Exactly repeat the material, dropping only the pictures.

Dataset records
▼▼▼

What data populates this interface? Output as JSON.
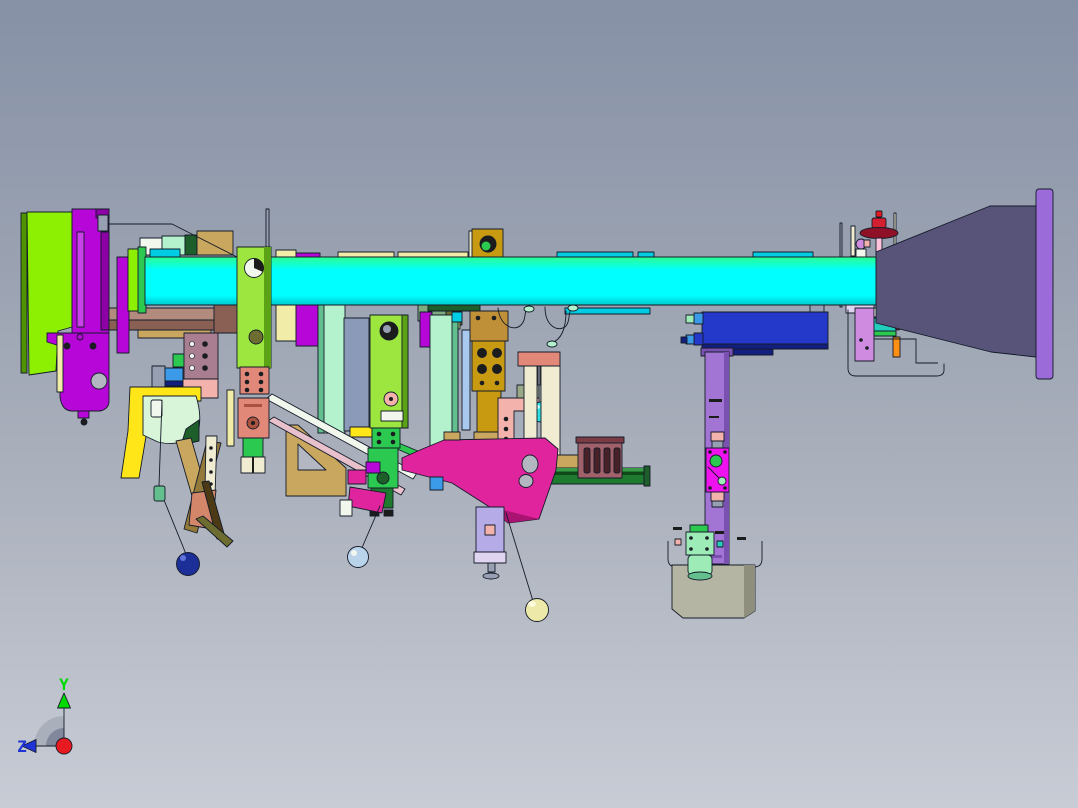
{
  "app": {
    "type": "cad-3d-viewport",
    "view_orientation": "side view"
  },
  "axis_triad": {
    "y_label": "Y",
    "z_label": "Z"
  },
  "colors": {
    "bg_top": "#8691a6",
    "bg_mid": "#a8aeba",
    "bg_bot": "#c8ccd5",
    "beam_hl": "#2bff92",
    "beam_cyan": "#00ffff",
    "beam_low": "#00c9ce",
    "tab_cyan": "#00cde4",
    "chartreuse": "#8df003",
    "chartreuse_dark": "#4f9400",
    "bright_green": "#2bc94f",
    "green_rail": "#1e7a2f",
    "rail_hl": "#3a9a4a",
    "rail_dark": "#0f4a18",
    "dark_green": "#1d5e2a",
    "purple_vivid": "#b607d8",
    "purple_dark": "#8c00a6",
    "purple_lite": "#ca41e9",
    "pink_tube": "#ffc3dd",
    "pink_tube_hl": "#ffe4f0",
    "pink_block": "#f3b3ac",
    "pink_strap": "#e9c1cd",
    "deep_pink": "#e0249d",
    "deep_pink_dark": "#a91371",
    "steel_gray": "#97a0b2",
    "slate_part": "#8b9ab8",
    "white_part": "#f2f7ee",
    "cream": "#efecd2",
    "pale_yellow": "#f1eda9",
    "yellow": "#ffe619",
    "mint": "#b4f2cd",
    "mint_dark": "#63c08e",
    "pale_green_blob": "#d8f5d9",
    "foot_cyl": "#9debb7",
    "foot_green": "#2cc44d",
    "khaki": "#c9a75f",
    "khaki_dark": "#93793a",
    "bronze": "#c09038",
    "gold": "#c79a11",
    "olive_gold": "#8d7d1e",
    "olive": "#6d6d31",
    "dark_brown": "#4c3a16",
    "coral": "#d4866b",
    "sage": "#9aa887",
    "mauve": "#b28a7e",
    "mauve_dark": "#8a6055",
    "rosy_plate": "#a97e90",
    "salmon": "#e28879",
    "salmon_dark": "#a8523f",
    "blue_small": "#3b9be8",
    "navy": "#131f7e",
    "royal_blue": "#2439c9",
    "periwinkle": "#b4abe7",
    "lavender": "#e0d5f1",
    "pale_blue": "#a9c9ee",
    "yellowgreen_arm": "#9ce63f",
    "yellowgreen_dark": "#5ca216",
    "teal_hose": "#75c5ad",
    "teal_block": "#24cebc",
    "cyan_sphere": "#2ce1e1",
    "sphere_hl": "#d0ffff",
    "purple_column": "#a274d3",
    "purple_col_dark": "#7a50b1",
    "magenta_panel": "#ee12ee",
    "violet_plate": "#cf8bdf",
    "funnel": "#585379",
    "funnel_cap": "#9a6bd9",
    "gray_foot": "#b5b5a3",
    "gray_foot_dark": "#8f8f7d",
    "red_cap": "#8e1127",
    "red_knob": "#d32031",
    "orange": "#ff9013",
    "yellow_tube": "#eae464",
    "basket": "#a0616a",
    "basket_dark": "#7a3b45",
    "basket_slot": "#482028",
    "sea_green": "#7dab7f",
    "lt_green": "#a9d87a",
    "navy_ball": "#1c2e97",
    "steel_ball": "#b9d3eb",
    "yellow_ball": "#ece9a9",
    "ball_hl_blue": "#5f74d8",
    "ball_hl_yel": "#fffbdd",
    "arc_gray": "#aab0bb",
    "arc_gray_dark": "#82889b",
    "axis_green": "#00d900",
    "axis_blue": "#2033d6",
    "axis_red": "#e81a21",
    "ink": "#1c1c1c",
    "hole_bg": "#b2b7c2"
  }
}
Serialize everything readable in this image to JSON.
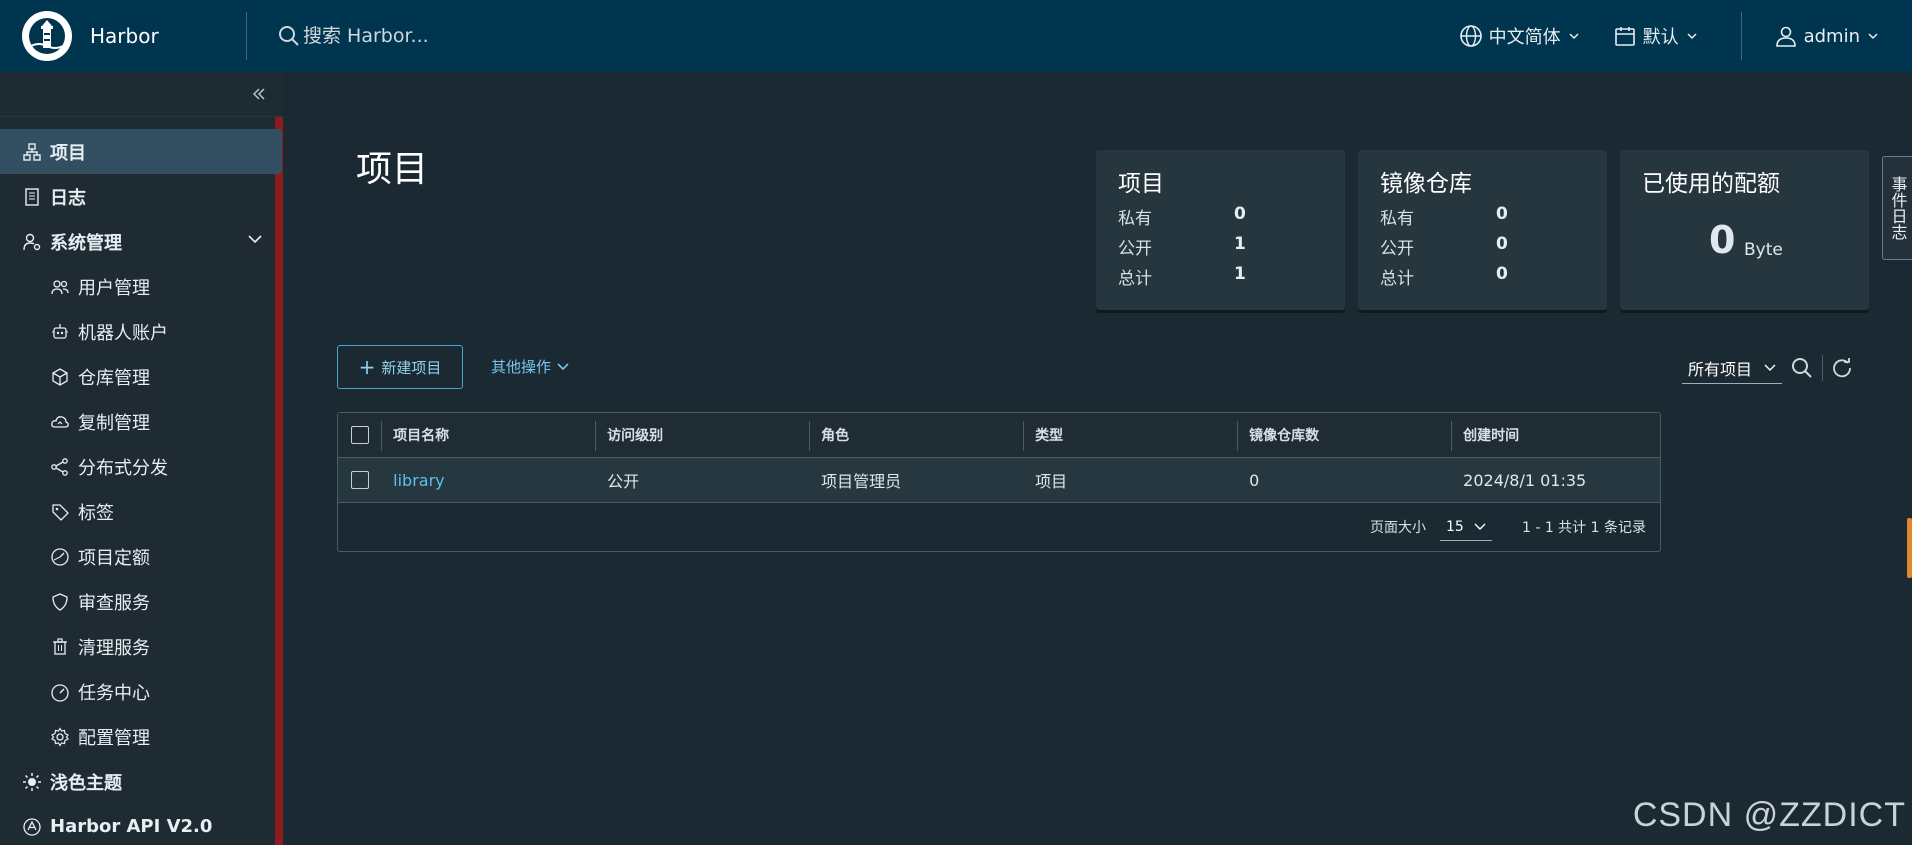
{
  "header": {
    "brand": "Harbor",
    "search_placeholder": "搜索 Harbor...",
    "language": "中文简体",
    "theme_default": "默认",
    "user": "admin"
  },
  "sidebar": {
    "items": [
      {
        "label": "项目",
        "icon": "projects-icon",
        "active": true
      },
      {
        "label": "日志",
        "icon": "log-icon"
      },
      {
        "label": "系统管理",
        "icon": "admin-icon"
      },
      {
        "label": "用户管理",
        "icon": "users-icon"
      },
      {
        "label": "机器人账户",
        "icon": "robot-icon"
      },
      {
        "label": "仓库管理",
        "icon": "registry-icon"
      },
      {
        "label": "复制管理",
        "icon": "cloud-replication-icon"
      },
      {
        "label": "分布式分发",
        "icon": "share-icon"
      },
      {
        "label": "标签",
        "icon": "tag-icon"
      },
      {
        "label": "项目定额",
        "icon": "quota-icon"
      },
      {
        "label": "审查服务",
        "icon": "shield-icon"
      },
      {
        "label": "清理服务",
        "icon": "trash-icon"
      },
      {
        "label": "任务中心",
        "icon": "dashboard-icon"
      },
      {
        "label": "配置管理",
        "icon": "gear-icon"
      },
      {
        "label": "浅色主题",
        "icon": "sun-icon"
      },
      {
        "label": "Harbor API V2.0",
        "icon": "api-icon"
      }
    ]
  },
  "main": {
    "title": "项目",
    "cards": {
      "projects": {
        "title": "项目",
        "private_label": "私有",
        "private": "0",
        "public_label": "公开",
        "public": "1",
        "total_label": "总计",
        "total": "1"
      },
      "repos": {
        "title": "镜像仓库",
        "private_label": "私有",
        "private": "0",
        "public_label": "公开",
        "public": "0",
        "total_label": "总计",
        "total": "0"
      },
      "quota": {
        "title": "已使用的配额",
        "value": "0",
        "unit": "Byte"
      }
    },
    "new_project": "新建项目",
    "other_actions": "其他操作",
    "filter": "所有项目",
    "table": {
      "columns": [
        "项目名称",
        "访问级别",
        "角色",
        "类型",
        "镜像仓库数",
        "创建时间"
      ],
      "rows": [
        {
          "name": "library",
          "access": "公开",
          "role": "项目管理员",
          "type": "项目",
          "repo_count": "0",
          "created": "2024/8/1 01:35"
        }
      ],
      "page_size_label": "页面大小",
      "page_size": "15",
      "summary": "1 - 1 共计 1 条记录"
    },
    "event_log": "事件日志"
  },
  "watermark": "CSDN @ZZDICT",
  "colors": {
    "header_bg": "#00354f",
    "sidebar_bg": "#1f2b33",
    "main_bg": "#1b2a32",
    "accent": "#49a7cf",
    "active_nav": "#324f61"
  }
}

▲▲▲

• EXERCISE RESPONSE
What data populates this interface? Output as JSON.
{
  "app": {
    "type": "cad-3d-viewport",
    "view_orientation": "side view"
  },
  "axis_triad": {
    "y_label": "Y",
    "z_label": "Z"
  },
  "colors": {
    "bg_top": "#8691a6",
    "bg_mid": "#a8aeba",
    "bg_bot": "#c8ccd5",
    "beam_hl": "#2bff92",
    "beam_cyan": "#00ffff",
    "beam_low": "#00c9ce",
    "tab_cyan": "#00cde4",
    "chartreuse": "#8df003",
    "chartreuse_dark": "#4f9400",
    "bright_green": "#2bc94f",
    "green_rail": "#1e7a2f",
    "rail_hl": "#3a9a4a",
    "rail_dark": "#0f4a18",
    "dark_green": "#1d5e2a",
    "purple_vivid": "#b607d8",
    "purple_dark": "#8c00a6",
    "purple_lite": "#ca41e9",
    "pink_tube": "#ffc3dd",
    "pink_tube_hl": "#ffe4f0",
    "pink_block": "#f3b3ac",
    "pink_strap": "#e9c1cd",
    "deep_pink": "#e0249d",
    "deep_pink_dark": "#a91371",
    "steel_gray": "#97a0b2",
    "slate_part": "#8b9ab8",
    "white_part": "#f2f7ee",
    "cream": "#efecd2",
    "pale_yellow": "#f1eda9",
    "yellow": "#ffe619",
    "mint": "#b4f2cd",
    "mint_dark": "#63c08e",
    "pale_green_blob": "#d8f5d9",
    "foot_cyl": "#9debb7",
    "foot_green": "#2cc44d",
    "khaki": "#c9a75f",
    "khaki_dark": "#93793a",
    "bronze": "#c09038",
    "gold": "#c79a11",
    "olive_gold": "#8d7d1e",
    "olive": "#6d6d31",
    "dark_brown": "#4c3a16",
    "coral": "#d4866b",
    "sage": "#9aa887",
    "mauve": "#b28a7e",
    "mauve_dark": "#8a6055",
    "rosy_plate": "#a97e90",
    "salmon": "#e28879",
    "salmon_dark": "#a8523f",
    "blue_small": "#3b9be8",
    "navy": "#131f7e",
    "royal_blue": "#2439c9",
    "periwinkle": "#b4abe7",
    "lavender": "#e0d5f1",
    "pale_blue": "#a9c9ee",
    "yellowgreen_arm": "#9ce63f",
    "yellowgreen_dark": "#5ca216",
    "teal_hose": "#75c5ad",
    "teal_block": "#24cebc",
    "cyan_sphere": "#2ce1e1",
    "sphere_hl": "#d0ffff",
    "purple_column": "#a274d3",
    "purple_col_dark": "#7a50b1",
    "magenta_panel": "#ee12ee",
    "violet_plate": "#cf8bdf",
    "funnel": "#585379",
    "funnel_cap": "#9a6bd9",
    "gray_foot": "#b5b5a3",
    "gray_foot_dark": "#8f8f7d",
    "red_cap": "#8e1127",
    "red_knob": "#d32031",
    "orange": "#ff9013",
    "yellow_tube": "#eae464",
    "basket": "#a0616a",
    "basket_dark": "#7a3b45",
    "basket_slot": "#482028",
    "sea_green": "#7dab7f",
    "lt_green": "#a9d87a",
    "navy_ball": "#1c2e97",
    "steel_ball": "#b9d3eb",
    "yellow_ball": "#ece9a9",
    "ball_hl_blue": "#5f74d8",
    "ball_hl_yel": "#fffbdd",
    "arc_gray": "#aab0bb",
    "arc_gray_dark": "#82889b",
    "axis_green": "#00d900",
    "axis_blue": "#2033d6",
    "axis_red": "#e81a21",
    "ink": "#1c1c1c",
    "hole_bg": "#b2b7c2"
  }
}
Serialize everything readable in this image to JSON.
{
  "header": {
    "brand": "Harbor",
    "search_placeholder": "搜索 Harbor...",
    "language": "中文简体",
    "theme_default": "默认",
    "user": "admin"
  },
  "sidebar": {
    "items": [
      {
        "label": "项目",
        "icon": "projects-icon",
        "active": true
      },
      {
        "label": "日志",
        "icon": "log-icon"
      },
      {
        "label": "系统管理",
        "icon": "admin-icon"
      },
      {
        "label": "用户管理",
        "icon": "users-icon"
      },
      {
        "label": "机器人账户",
        "icon": "robot-icon"
      },
      {
        "label": "仓库管理",
        "icon": "registry-icon"
      },
      {
        "label": "复制管理",
        "icon": "cloud-replication-icon"
      },
      {
        "label": "分布式分发",
        "icon": "share-icon"
      },
      {
        "label": "标签",
        "icon": "tag-icon"
      },
      {
        "label": "项目定额",
        "icon": "quota-icon"
      },
      {
        "label": "审查服务",
        "icon": "shield-icon"
      },
      {
        "label": "清理服务",
        "icon": "trash-icon"
      },
      {
        "label": "任务中心",
        "icon": "dashboard-icon"
      },
      {
        "label": "配置管理",
        "icon": "gear-icon"
      },
      {
        "label": "浅色主题",
        "icon": "sun-icon"
      },
      {
        "label": "Harbor API V2.0",
        "icon": "api-icon"
      }
    ]
  },
  "main": {
    "title": "项目",
    "cards": {
      "projects": {
        "title": "项目",
        "private_label": "私有",
        "private": "0",
        "public_label": "公开",
        "public": "1",
        "total_label": "总计",
        "total": "1"
      },
      "repos": {
        "title": "镜像仓库",
        "private_label": "私有",
        "private": "0",
        "public_label": "公开",
        "public": "0",
        "total_label": "总计",
        "total": "0"
      },
      "quota": {
        "title": "已使用的配额",
        "value": "0",
        "unit": "Byte"
      }
    },
    "new_project": "新建项目",
    "other_actions": "其他操作",
    "filter": "所有项目",
    "table": {
      "columns": [
        "项目名称",
        "访问级别",
        "角色",
        "类型",
        "镜像仓库数",
        "创建时间"
      ],
      "rows": [
        {
          "name": "library",
          "access": "公开",
          "role": "项目管理员",
          "type": "项目",
          "repo_count": "0",
          "created": "2024/8/1 01:35"
        }
      ],
      "page_size_label": "页面大小",
      "page_size": "15",
      "summary": "1 - 1 共计 1 条记录"
    },
    "event_log": "事件日志"
  },
  "watermark": "CSDN @ZZDICT",
  "colors": {
    "header_bg": "#00354f",
    "sidebar_bg": "#1f2b33",
    "main_bg": "#1b2a32",
    "accent": "#49a7cf",
    "active_nav": "#324f61"
  }
}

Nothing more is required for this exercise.